* WHAT NEEDS TO BE DONE *
Exclude the pictures, then repeat the remaining data exactly.

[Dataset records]
---------------

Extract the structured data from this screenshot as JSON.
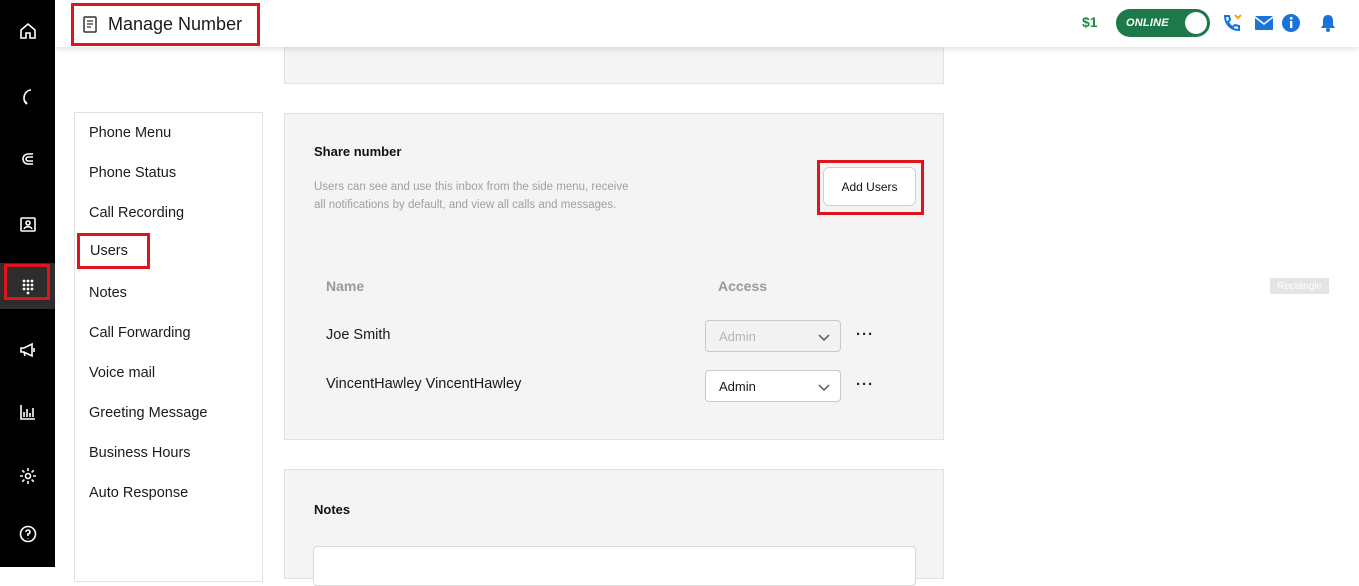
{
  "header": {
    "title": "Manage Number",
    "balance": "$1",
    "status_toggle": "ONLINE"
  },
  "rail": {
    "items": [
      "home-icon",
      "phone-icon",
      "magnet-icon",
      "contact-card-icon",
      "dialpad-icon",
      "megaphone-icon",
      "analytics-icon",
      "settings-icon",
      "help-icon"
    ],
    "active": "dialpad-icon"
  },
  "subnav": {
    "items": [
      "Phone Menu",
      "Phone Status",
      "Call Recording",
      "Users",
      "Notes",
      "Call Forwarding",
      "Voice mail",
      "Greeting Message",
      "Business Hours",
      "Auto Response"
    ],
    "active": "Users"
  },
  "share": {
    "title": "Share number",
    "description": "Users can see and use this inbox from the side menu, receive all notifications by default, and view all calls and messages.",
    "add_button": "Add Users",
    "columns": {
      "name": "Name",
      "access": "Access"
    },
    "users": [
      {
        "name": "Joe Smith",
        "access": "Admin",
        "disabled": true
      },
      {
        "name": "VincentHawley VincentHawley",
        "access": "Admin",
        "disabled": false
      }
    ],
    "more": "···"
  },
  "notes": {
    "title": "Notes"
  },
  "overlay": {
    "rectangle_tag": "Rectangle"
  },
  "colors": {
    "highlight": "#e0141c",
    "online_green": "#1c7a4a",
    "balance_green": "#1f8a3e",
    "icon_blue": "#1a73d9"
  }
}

---------------

* TASK OUTPUT *
Extract the structured data from this screenshot as JSON.
{
  "header": {
    "title": "Manage Number",
    "balance": "$1",
    "status_toggle": "ONLINE"
  },
  "rail": {
    "items": [
      "home-icon",
      "phone-icon",
      "magnet-icon",
      "contact-card-icon",
      "dialpad-icon",
      "megaphone-icon",
      "analytics-icon",
      "settings-icon",
      "help-icon"
    ],
    "active": "dialpad-icon"
  },
  "subnav": {
    "items": [
      "Phone Menu",
      "Phone Status",
      "Call Recording",
      "Users",
      "Notes",
      "Call Forwarding",
      "Voice mail",
      "Greeting Message",
      "Business Hours",
      "Auto Response"
    ],
    "active": "Users"
  },
  "share": {
    "title": "Share number",
    "description": "Users can see and use this inbox from the side menu, receive all notifications by default, and view all calls and messages.",
    "add_button": "Add Users",
    "columns": {
      "name": "Name",
      "access": "Access"
    },
    "users": [
      {
        "name": "Joe Smith",
        "access": "Admin",
        "disabled": true
      },
      {
        "name": "VincentHawley VincentHawley",
        "access": "Admin",
        "disabled": false
      }
    ],
    "more": "···"
  },
  "notes": {
    "title": "Notes"
  },
  "overlay": {
    "rectangle_tag": "Rectangle"
  },
  "colors": {
    "highlight": "#e0141c",
    "online_green": "#1c7a4a",
    "balance_green": "#1f8a3e",
    "icon_blue": "#1a73d9"
  }
}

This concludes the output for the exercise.